(A run of records)
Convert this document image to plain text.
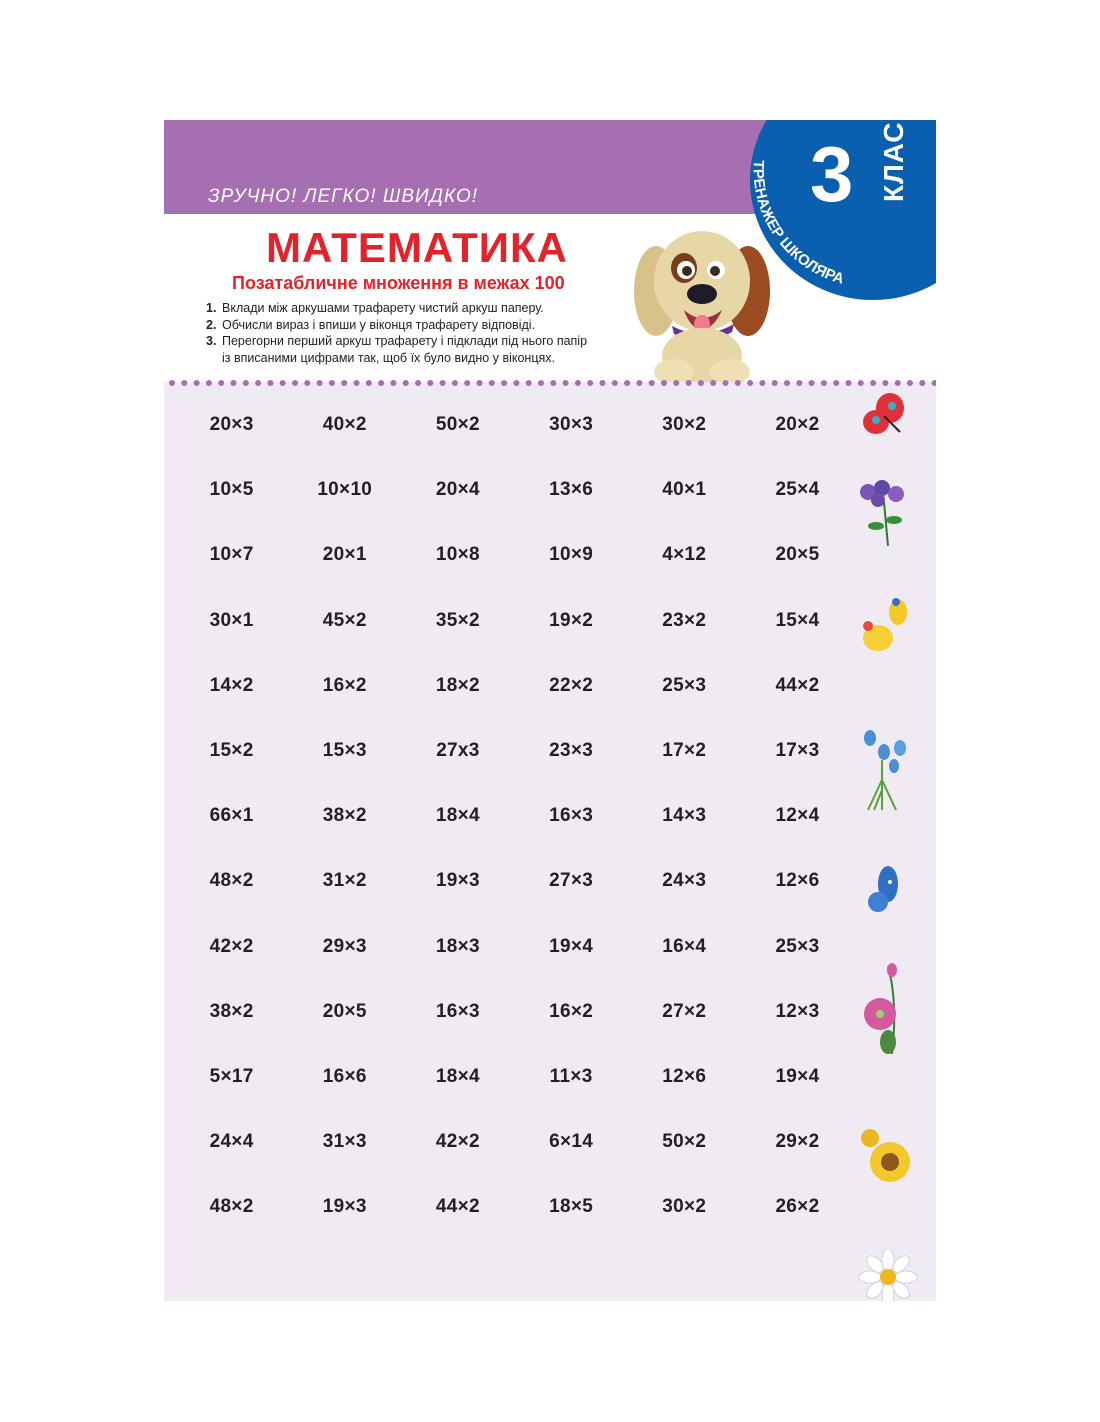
ЗРУЧНО! ЛЕГКО! ШВИДКО!	3 КЛАС
ТРЕНАЖЕР ШКОЛЯРА
МАТЕМАТИКА
Позатабличне множення в межах 100
1. Вклади між аркушами трафарету чистий аркуш паперу.
2. Обчисли вираз і впиши у віконця трафарету відповіді.
3. Перегорни перший аркуш трафарету і підклади під нього папір
із вписаними цифрами так, щоб їх було видно у віконцях.
20×3	40×2	50×2	30×3	30×2	20×2
10×5	10×10	20×4	13×6	40×1	25×4
10×7	20×1	10×8	10×9	4×12	20×5
30×1	45×2	35×2	19×2	23×2	15×4
14×2	16×2	18×2	22×2	25×3	44×2
15×2	15×3	27x3	23×3	17×2	17×3
66×1	38×2	18×4	16×3	14×3	12×4
48×2	31×2	19×3	27×3	24×3	12×6
42×2	29×3	18×3	19×4	16×4	25×3
38×2	20×5	16×3	16×2	27×2	12×3
5×17	16×6	18×4	11×3	12×6	19×4
24×4	31×3	42×2	6×14	50×2	29×2
48×2	19×3	44×2	18×5	30×2	26×2
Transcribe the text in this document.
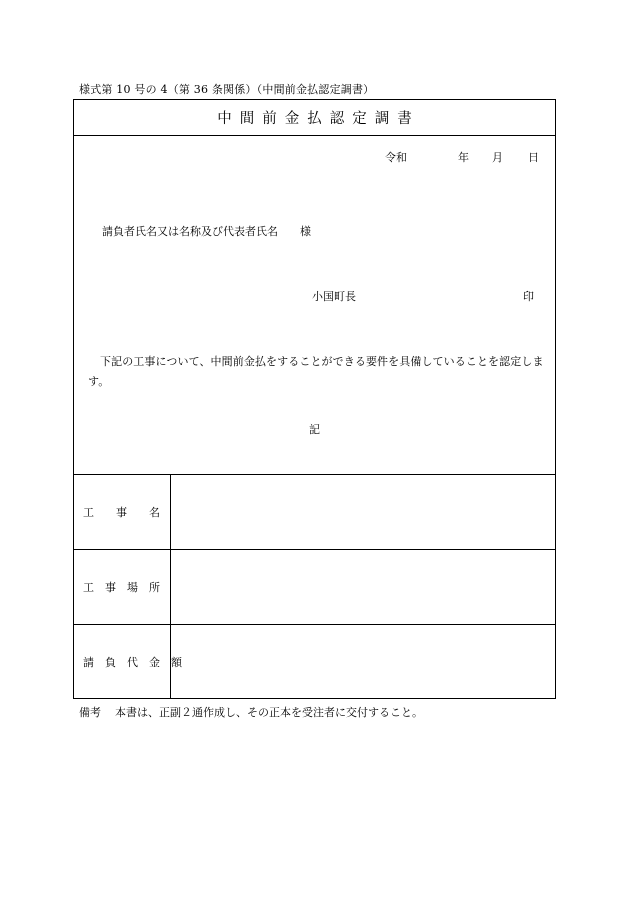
様式第 10 号の 4（第 36 条関係）（中間前金払認定調書）
中間前金払認定調書
令和	年	月	日
請負者氏名又は名称及び代表者氏名 様
小国町長	印
下記の工事について、中間前金払をすることができる要件を具備していることを認定します。
記
工　　事　　名
工　事　場　所
請　負　代　金　額
備考 本書は、正副２通作成し、その正本を受注者に交付すること。
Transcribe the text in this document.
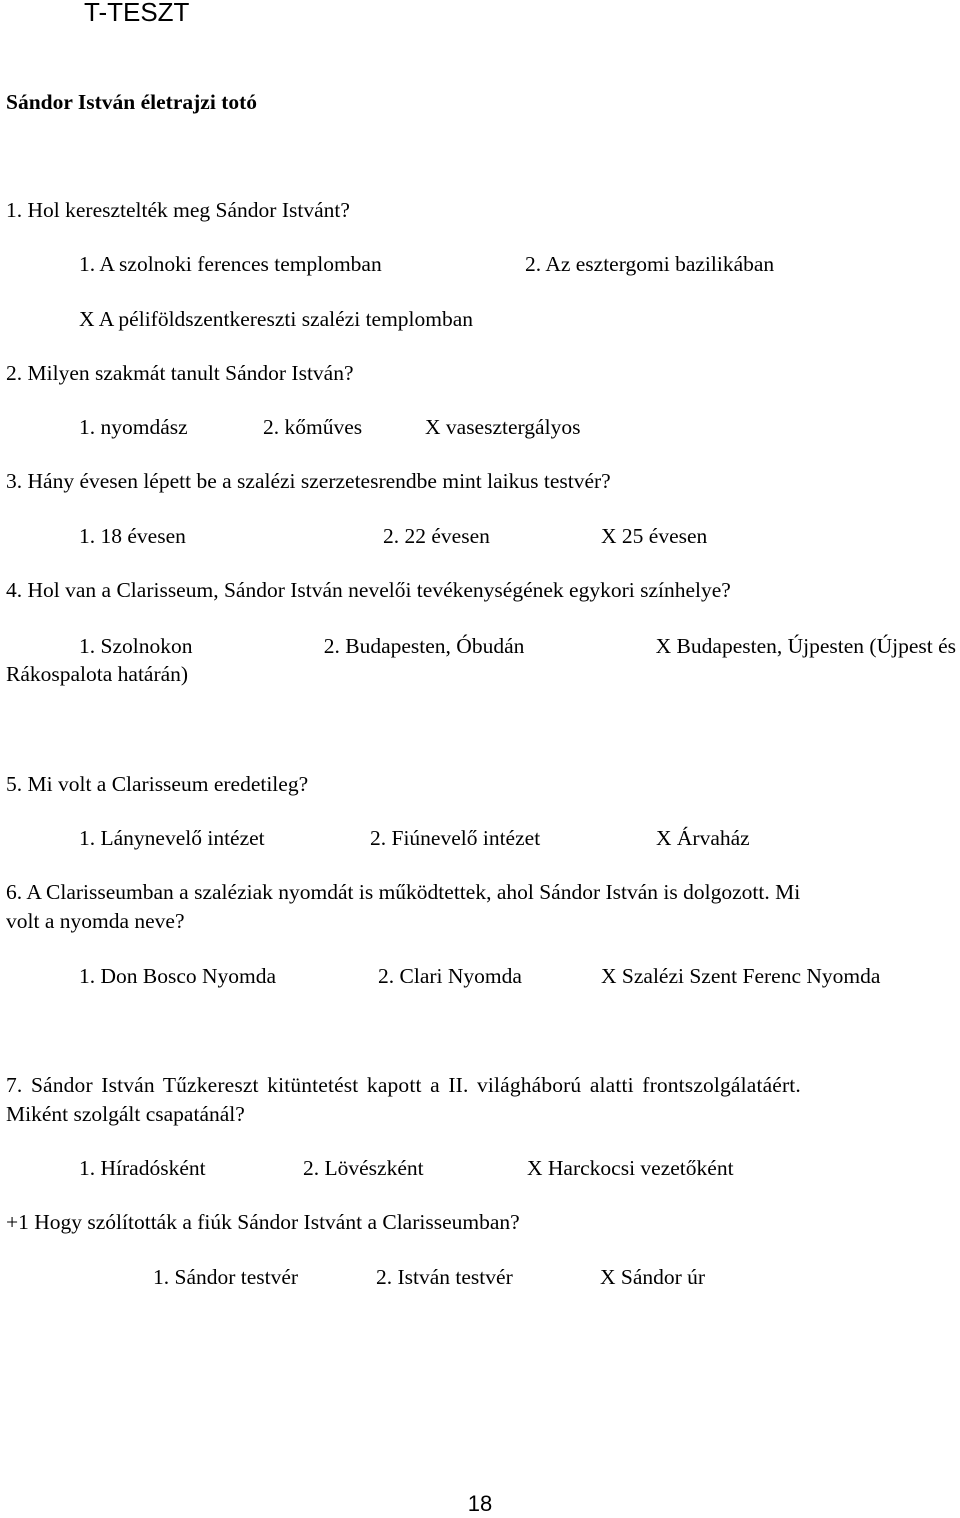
T-TESZT
Sándor István életrajzi totó
1. Hol keresztelték meg Sándor Istvánt?
1. A szolnoki ferences templomban	2. Az esztergomi bazilikában
X A péliföldszentkereszti szalézi templomban
2. Milyen szakmát tanult Sándor István?
1. nyomdász	2. kőműves	X vasesztergályos
3. Hány évesen lépett be a szalézi szerzetesrendbe mint laikus testvér?
1. 18 évesen	2. 22 évesen	X 25 évesen
4. Hol van a Clarisseum, Sándor István nevelői tevékenységének egykori színhelye?
1. Szolnokon	2. Budapesten, Óbudán	X Budapesten, Újpesten (Újpest és
Rákospalota határán)
5. Mi volt a Clarisseum eredetileg?
1. Lánynevelő intézet	2. Fiúnevelő intézet	X Árvaház
6. A Clarisseumban a szaléziak nyomdát is működtettek, ahol Sándor István is dolgozott. Mi
volt a nyomda neve?
1. Don Bosco Nyomda	2. Clari Nyomda	X Szalézi Szent Ferenc Nyomda
7. Sándor István Tűzkereszt kitüntetést kapott a II. világháború alatti frontszolgálatáért.
Miként szolgált csapatánál?
1. Híradósként	2. Lövészként	X Harckocsi vezetőként
+1 Hogy szólították a fiúk Sándor Istvánt a Clarisseumban?
1. Sándor testvér	2. István testvér	X Sándor úr
18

Instructions for the task ::
Each record should be quoted exactly, with the images omitted.

Answer to the problem ::
Convert this document image to plain text.
ЗРУЧНО! ЛЕГКО! ШВИДКО!	3 КЛАС
ТРЕНАЖЕР ШКОЛЯРА
МАТЕМАТИКА
Позатабличне множення в межах 100
1. Вклади між аркушами трафарету чистий аркуш паперу.
2. Обчисли вираз і впиши у віконця трафарету відповіді.
3. Перегорни перший аркуш трафарету і підклади під нього папір
із вписаними цифрами так, щоб їх було видно у віконцях.
20×3	40×2	50×2	30×3	30×2	20×2
10×5	10×10	20×4	13×6	40×1	25×4
10×7	20×1	10×8	10×9	4×12	20×5
30×1	45×2	35×2	19×2	23×2	15×4
14×2	16×2	18×2	22×2	25×3	44×2
15×2	15×3	27x3	23×3	17×2	17×3
66×1	38×2	18×4	16×3	14×3	12×4
48×2	31×2	19×3	27×3	24×3	12×6
42×2	29×3	18×3	19×4	16×4	25×3
38×2	20×5	16×3	16×2	27×2	12×3
5×17	16×6	18×4	11×3	12×6	19×4
24×4	31×3	42×2	6×14	50×2	29×2
48×2	19×3	44×2	18×5	30×2	26×2
Transcribe the text in this document.
様式第 10 号の 4（第 36 条関係）（中間前金払認定調書）
中間前金払認定調書
令和	年	月	日
請負者氏名又は名称及び代表者氏名 様
小国町長	印
下記の工事について、中間前金払をすることができる要件を具備していることを認定します。
記
工　　事　　名
工　事　場　所
請　負　代　金　額
備考 本書は、正副２通作成し、その正本を受注者に交付すること。
Transcribe the text in this document.
T-TESZT
Sándor István életrajzi totó
1. Hol keresztelték meg Sándor Istvánt?
1. A szolnoki ferences templomban	2. Az esztergomi bazilikában
X A péliföldszentkereszti szalézi templomban
2. Milyen szakmát tanult Sándor István?
1. nyomdász	2. kőműves	X vasesztergályos
3. Hány évesen lépett be a szalézi szerzetesrendbe mint laikus testvér?
1. 18 évesen	2. 22 évesen	X 25 évesen
4. Hol van a Clarisseum, Sándor István nevelői tevékenységének egykori színhelye?
1. Szolnokon	2. Budapesten, Óbudán	X Budapesten, Újpesten (Újpest és
Rákospalota határán)
5. Mi volt a Clarisseum eredetileg?
1. Lánynevelő intézet	2. Fiúnevelő intézet	X Árvaház
6. A Clarisseumban a szaléziak nyomdát is működtettek, ahol Sándor István is dolgozott. Mi
volt a nyomda neve?
1. Don Bosco Nyomda	2. Clari Nyomda	X Szalézi Szent Ferenc Nyomda
7. Sándor István Tűzkereszt kitüntetést kapott a II. világháború alatti frontszolgálatáért.
Miként szolgált csapatánál?
1. Híradósként	2. Lövészként	X Harckocsi vezetőként
+1 Hogy szólították a fiúk Sándor Istvánt a Clarisseumban?
1. Sándor testvér	2. István testvér	X Sándor úr
18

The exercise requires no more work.